» **SHORT EXERCISE**: Pictures are to be left out; otherwise, copy exactly the lines from the line containing "What data populates" through the end of the data.

» **AVAILABLE DATA**:
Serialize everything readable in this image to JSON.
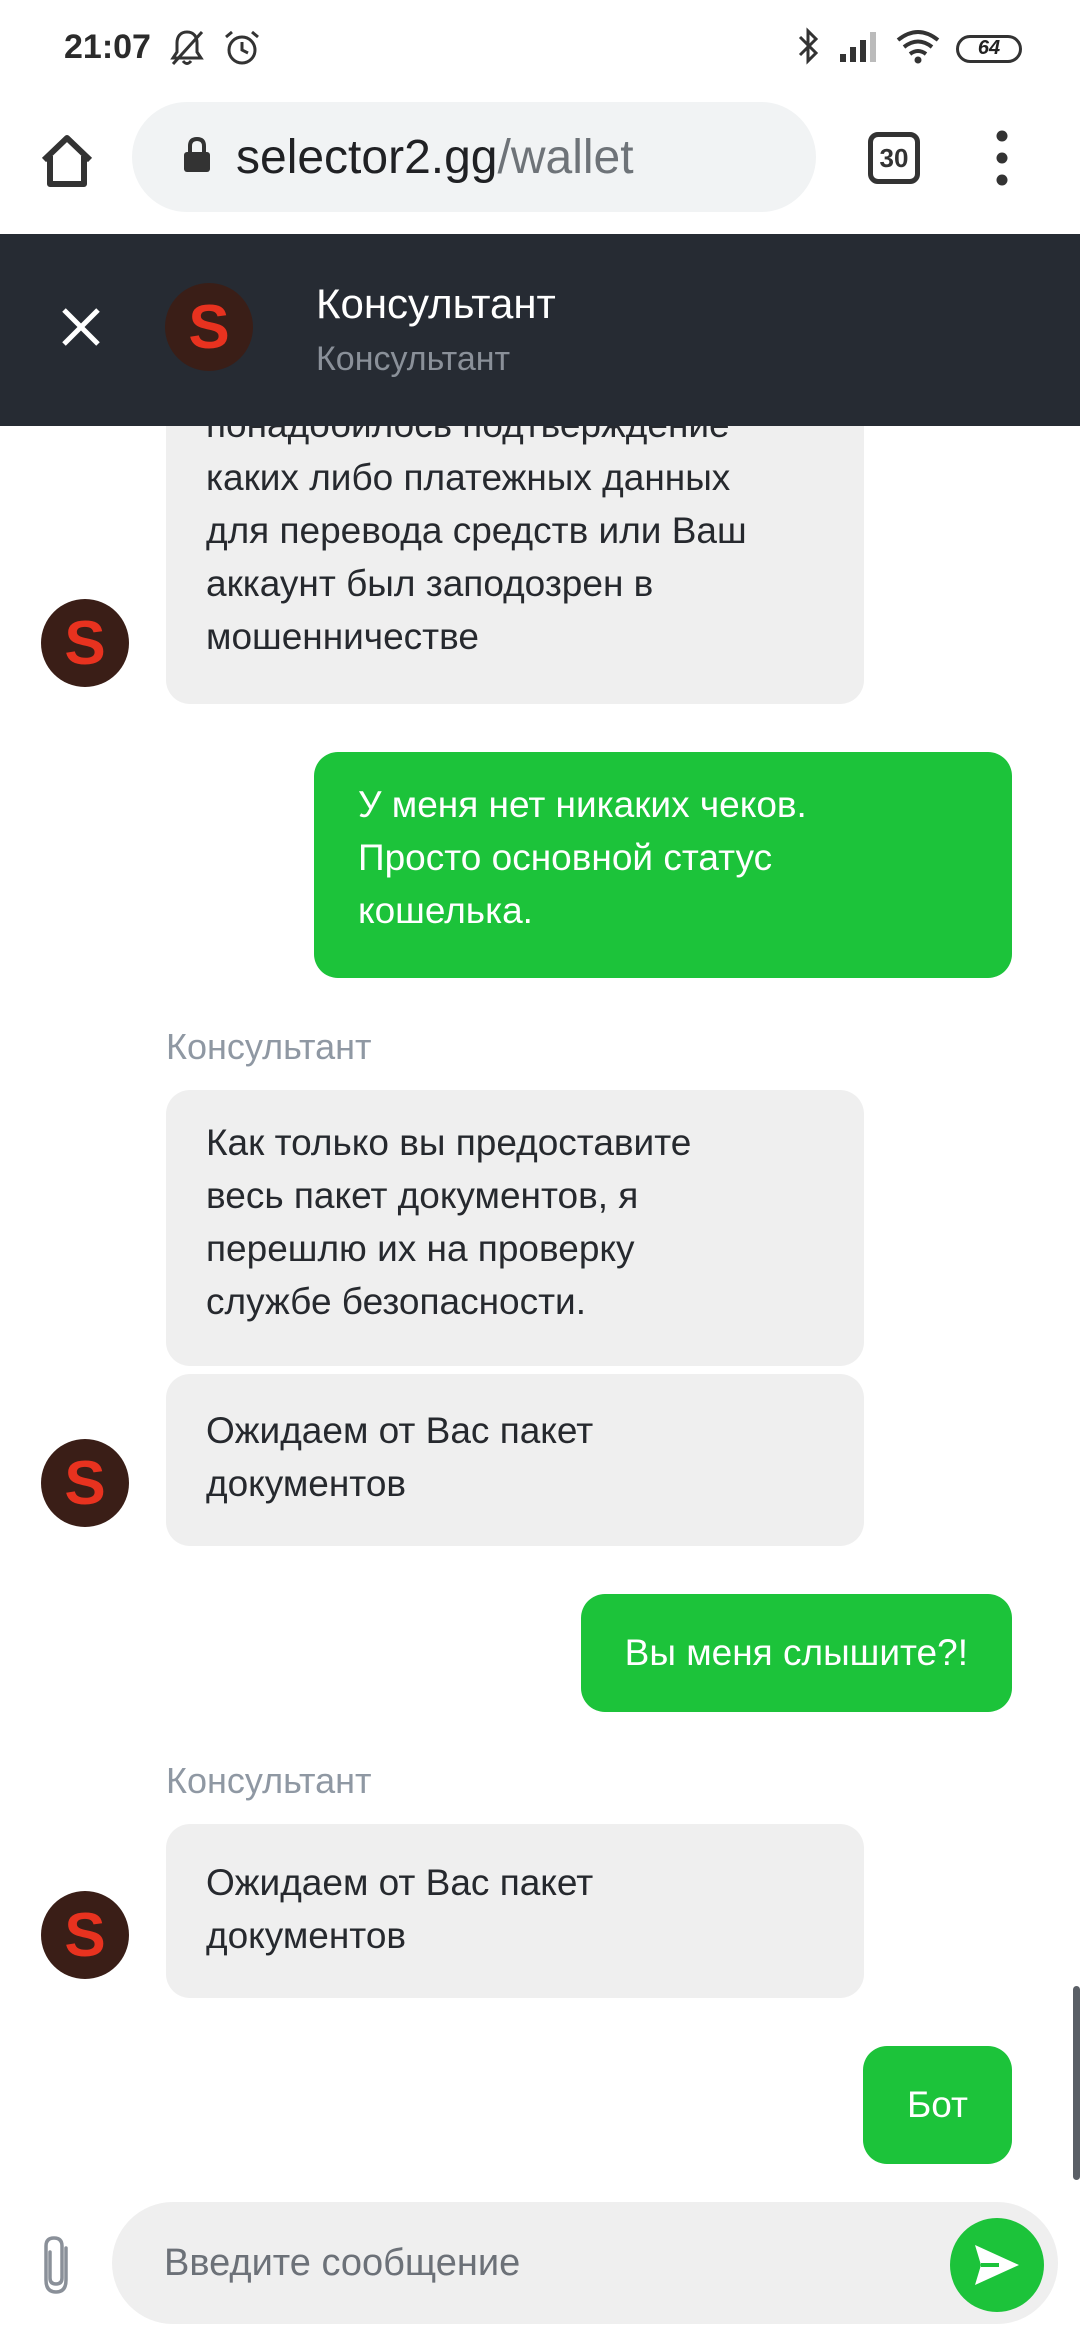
{
  "status_bar": {
    "time": "21:07",
    "battery": "64",
    "icons": [
      "bell-off-icon",
      "alarm-icon",
      "bluetooth-icon",
      "signal-icon",
      "wifi-icon",
      "battery-icon"
    ]
  },
  "browser": {
    "url_host": "selector2.gg",
    "url_path": "/wallet",
    "tab_count": "30",
    "icons": [
      "home-icon",
      "lock-icon",
      "tabs-icon",
      "menu-dots-icon"
    ]
  },
  "chat_header": {
    "title": "Консультант",
    "subtitle": "Консультант",
    "avatar_letter": "S"
  },
  "messages": [
    {
      "from": "agent",
      "lines": [
        "понадобилось подтверждение",
        "каких либо платежных данных",
        "для перевода средств или Ваш",
        "аккаунт был заподозрен в",
        "мошенничестве"
      ]
    },
    {
      "from": "user",
      "lines": [
        "У меня нет никаких чеков.",
        "Просто основной статус",
        "кошелька."
      ]
    },
    {
      "from": "agent",
      "sender": "Консультант",
      "lines": [
        "Как только вы предоставите",
        "весь пакет документов, я",
        "перешлю их на проверку",
        "службе безопасности."
      ]
    },
    {
      "from": "agent",
      "lines": [
        "Ожидаем от Вас пакет",
        "документов"
      ]
    },
    {
      "from": "user",
      "lines": [
        "Вы меня слышите?!"
      ]
    },
    {
      "from": "agent",
      "sender": "Консультант",
      "lines": [
        "Ожидаем от Вас пакет",
        "документов"
      ]
    },
    {
      "from": "user",
      "lines": [
        "Бот"
      ]
    }
  ],
  "input": {
    "placeholder": "Введите сообщение"
  },
  "colors": {
    "header_bg": "#262b33",
    "user_bubble": "#1cc33a",
    "agent_bubble": "#efefef",
    "avatar_bg": "#3a1e17",
    "avatar_letter": "#e8321f"
  }
}
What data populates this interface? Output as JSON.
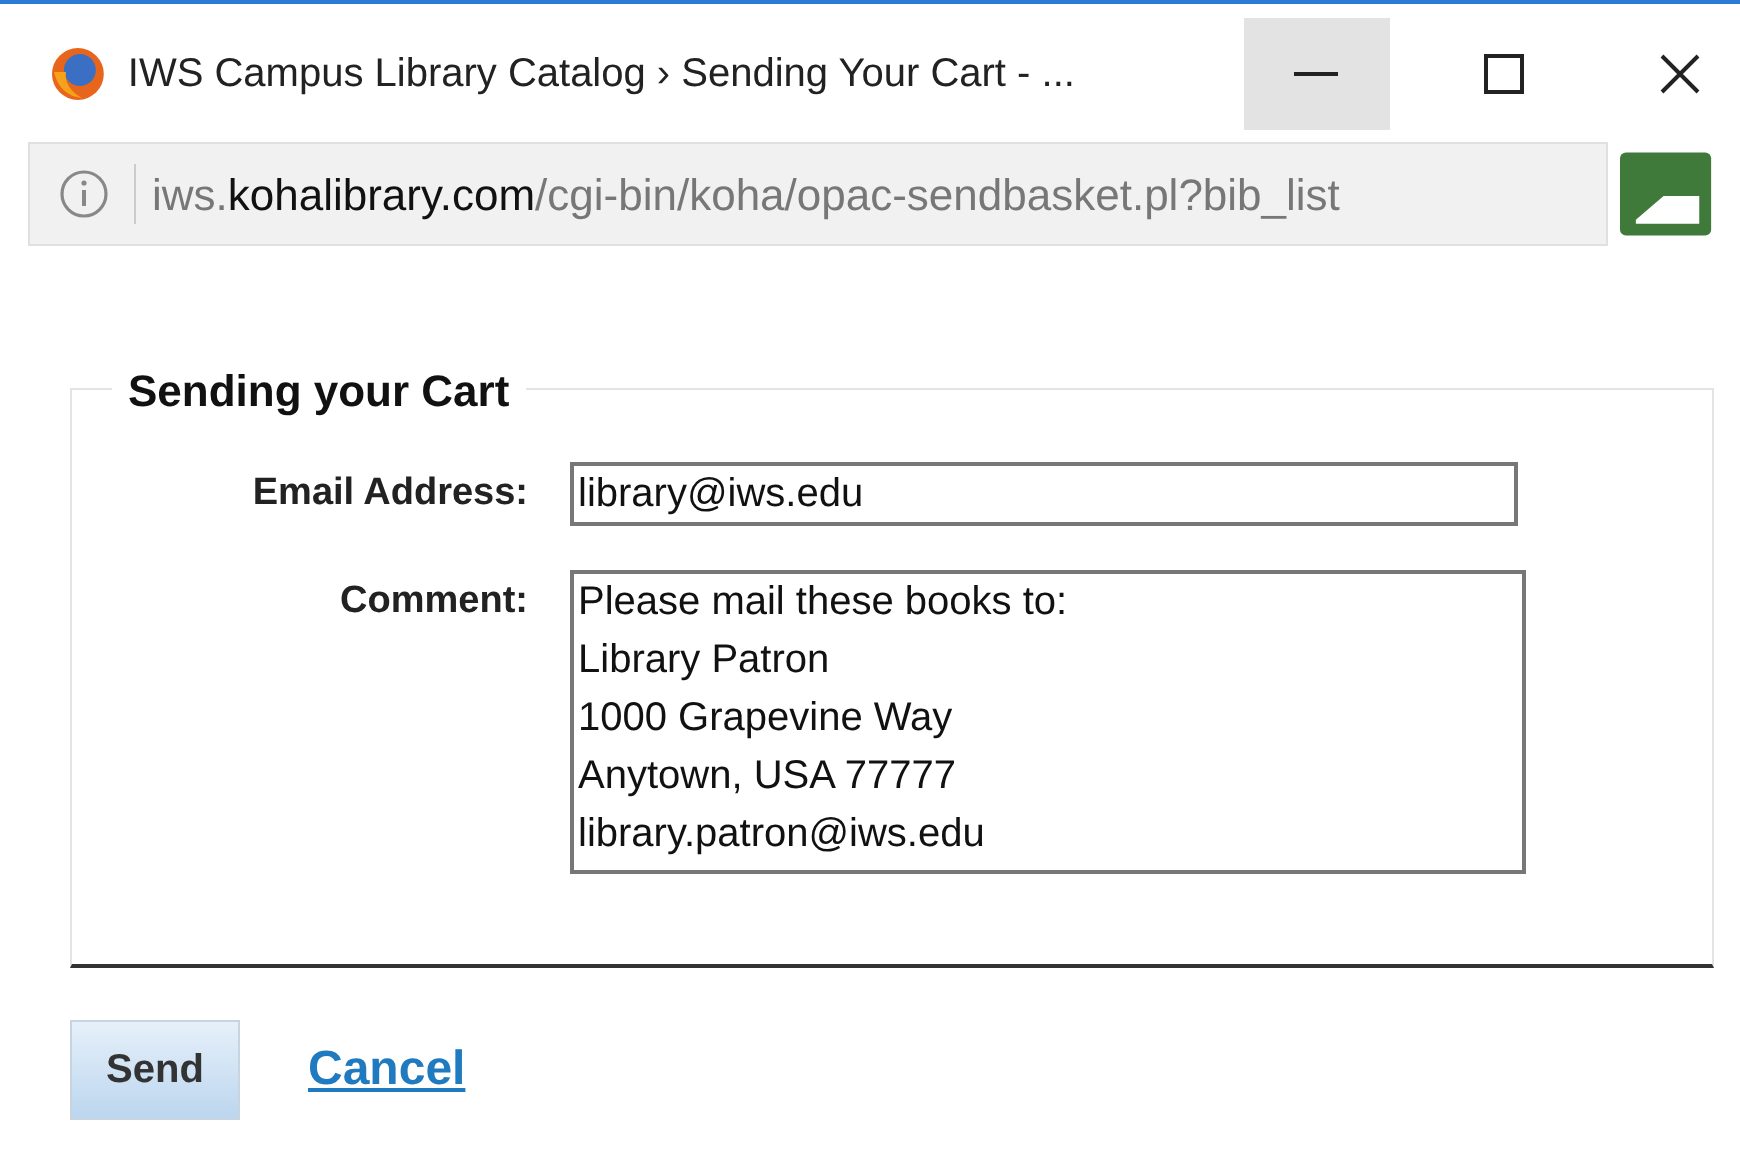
{
  "window": {
    "title": "IWS Campus Library Catalog › Sending Your Cart - ..."
  },
  "address_bar": {
    "prefix": "iws.",
    "domain": "kohalibrary.com",
    "path": "/cgi-bin/koha/opac-sendbasket.pl?bib_list"
  },
  "form": {
    "legend": "Sending your Cart",
    "fields": [
      {
        "kind": "input",
        "label": "Email Address:",
        "value": "library@iws.edu"
      },
      {
        "kind": "textarea",
        "label": "Comment:",
        "value": "Please mail these books to:\nLibrary Patron\n1000 Grapevine Way\nAnytown, USA 77777\nlibrary.patron@iws.edu"
      }
    ]
  },
  "actions": {
    "send": "Send",
    "cancel": "Cancel"
  }
}
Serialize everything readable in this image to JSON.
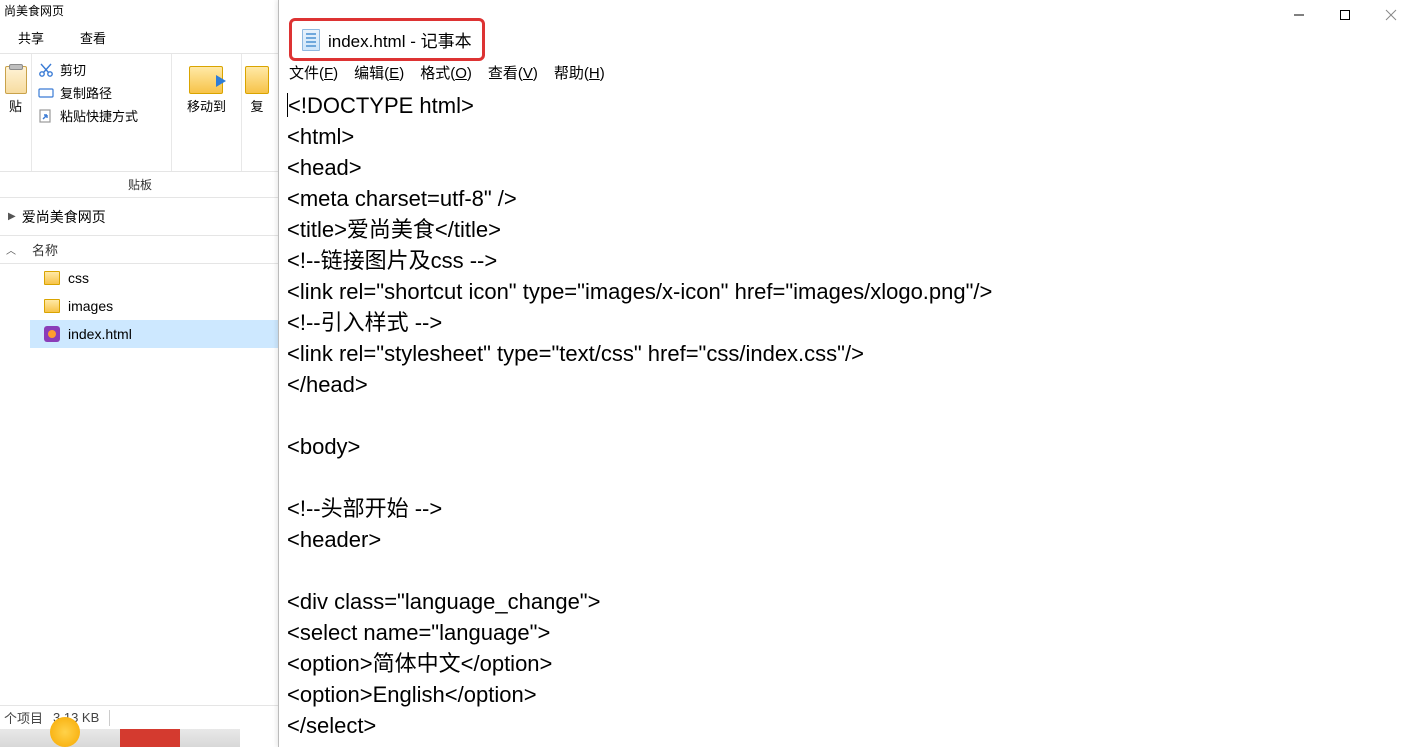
{
  "explorer": {
    "title_partial": "尚美食网页",
    "tabs": {
      "share": "共享",
      "view": "查看"
    },
    "ribbon": {
      "cut": "剪切",
      "copy_path": "复制路径",
      "paste_shortcut": "粘贴快捷方式",
      "paste_label": "贴",
      "clipboard_group": "贴板",
      "move_to": "移动到",
      "copy_partial": "复"
    },
    "breadcrumb": "爱尚美食网页",
    "column_name": "名称",
    "files": {
      "css": "css",
      "images": "images",
      "index": "index.html"
    },
    "status": {
      "items": "个项目",
      "size": "3.13 KB"
    }
  },
  "notepad": {
    "title": "index.html - 记事本",
    "menu": {
      "file": "文件(F)",
      "edit": "编辑(E)",
      "format": "格式(O)",
      "view": "查看(V)",
      "help": "帮助(H)"
    },
    "lines": [
      "<!DOCTYPE html>",
      "<html>",
      "<head>",
      "<meta charset=utf-8\" />",
      "<title>爱尚美食</title>",
      "<!--链接图片及css -->",
      "<link rel=\"shortcut icon\" type=\"images/x-icon\" href=\"images/xlogo.png\"/>",
      "<!--引入样式 -->",
      "<link rel=\"stylesheet\" type=\"text/css\" href=\"css/index.css\"/>",
      "</head>",
      "",
      "<body>",
      "",
      "<!--头部开始 -->",
      "<header>",
      "",
      "<div class=\"language_change\">",
      "<select name=\"language\">",
      "<option>简体中文</option>",
      "<option>English</option>",
      "</select>"
    ]
  }
}
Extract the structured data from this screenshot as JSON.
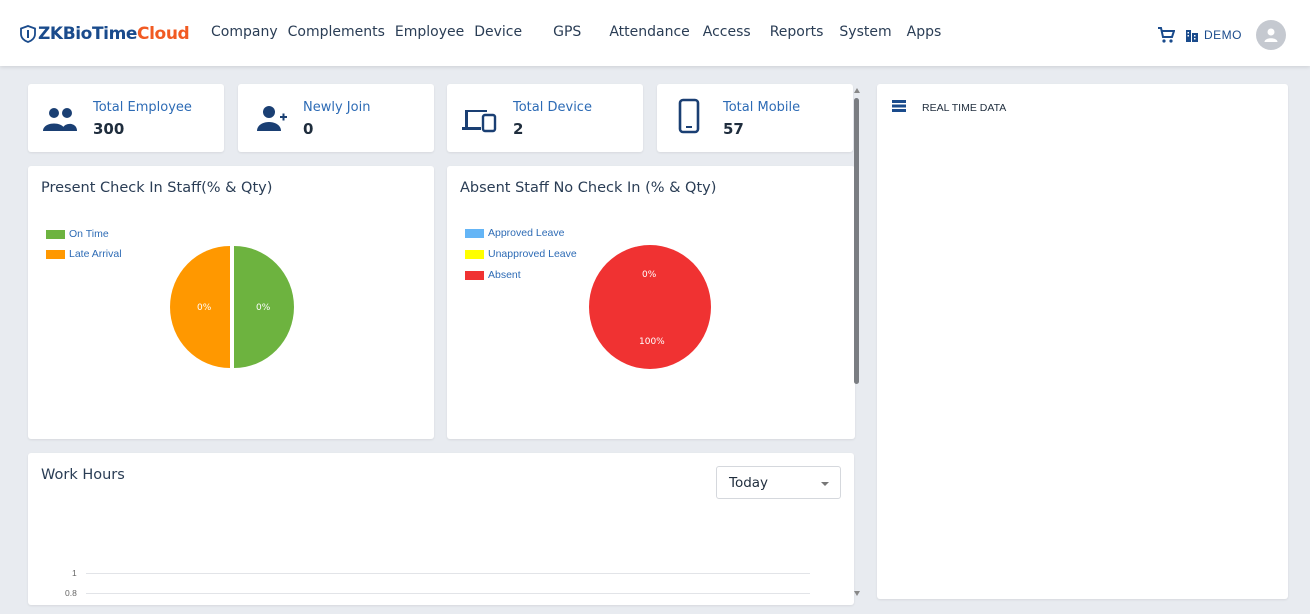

» **ANSWER TO THIS TASK**:
What data populates this interface? Output as JSON.
{
  "window": {
    "title": "IWS Campus Library Catalog › Sending Your Cart - ..."
  },
  "address_bar": {
    "prefix": "iws.",
    "domain": "kohalibrary.com",
    "path": "/cgi-bin/koha/opac-sendbasket.pl?bib_list"
  },
  "form": {
    "legend": "Sending your Cart",
    "fields": [
      {
        "kind": "input",
        "label": "Email Address:",
        "value": "library@iws.edu"
      },
      {
        "kind": "textarea",
        "label": "Comment:",
        "value": "Please mail these books to:\nLibrary Patron\n1000 Grapevine Way\nAnytown, USA 77777\nlibrary.patron@iws.edu"
      }
    ]
  },
  "actions": {
    "send": "Send",
    "cancel": "Cancel"
  }
}
Serialize everything readable in this image to JSON.
{
  "explorer": {
    "title_partial": "尚美食网页",
    "tabs": {
      "share": "共享",
      "view": "查看"
    },
    "ribbon": {
      "cut": "剪切",
      "copy_path": "复制路径",
      "paste_shortcut": "粘贴快捷方式",
      "paste_label": "贴",
      "clipboard_group": "贴板",
      "move_to": "移动到",
      "copy_partial": "复"
    },
    "breadcrumb": "爱尚美食网页",
    "column_name": "名称",
    "files": {
      "css": "css",
      "images": "images",
      "index": "index.html"
    },
    "status": {
      "items": "个项目",
      "size": "3.13 KB"
    }
  },
  "notepad": {
    "title": "index.html - 记事本",
    "menu": {
      "file": "文件(F)",
      "edit": "编辑(E)",
      "format": "格式(O)",
      "view": "查看(V)",
      "help": "帮助(H)"
    },
    "lines": [
      "<!DOCTYPE html>",
      "<html>",
      "<head>",
      "<meta charset=utf-8\" />",
      "<title>爱尚美食</title>",
      "<!--链接图片及css -->",
      "<link rel=\"shortcut icon\" type=\"images/x-icon\" href=\"images/xlogo.png\"/>",
      "<!--引入样式 -->",
      "<link rel=\"stylesheet\" type=\"text/css\" href=\"css/index.css\"/>",
      "</head>",
      "",
      "<body>",
      "",
      "<!--头部开始 -->",
      "<header>",
      "",
      "<div class=\"language_change\">",
      "<select name=\"language\">",
      "<option>简体中文</option>",
      "<option>English</option>",
      "</select>"
    ]
  }
}
Extract the structured data from this screenshot as JSON.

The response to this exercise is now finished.